[Dataset rows]
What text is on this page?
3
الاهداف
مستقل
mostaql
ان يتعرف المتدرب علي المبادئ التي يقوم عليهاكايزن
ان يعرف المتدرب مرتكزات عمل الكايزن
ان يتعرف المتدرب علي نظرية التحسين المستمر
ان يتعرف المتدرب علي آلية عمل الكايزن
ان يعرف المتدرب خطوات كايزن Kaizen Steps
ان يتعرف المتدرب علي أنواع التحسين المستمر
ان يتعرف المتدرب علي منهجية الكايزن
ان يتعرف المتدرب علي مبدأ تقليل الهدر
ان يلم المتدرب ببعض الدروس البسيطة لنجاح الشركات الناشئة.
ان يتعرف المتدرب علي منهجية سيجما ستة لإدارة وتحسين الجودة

**Requirement**:
Select and copy every line from the records that includes the word "يتعرف".

**Result of this exercise**:
ان يتعرف المتدرب علي المبادئ التي يقوم عليهاكايزن
ان يتعرف المتدرب علي نظرية التحسين المستمر
ان يتعرف المتدرب علي آلية عمل الكايزن
ان يتعرف المتدرب علي أنواع التحسين المستمر
ان يتعرف المتدرب علي منهجية الكايزن
ان يتعرف المتدرب علي مبدأ تقليل الهدر
ان يتعرف المتدرب علي منهجية سيجما ستة لإدارة وتحسين الجودة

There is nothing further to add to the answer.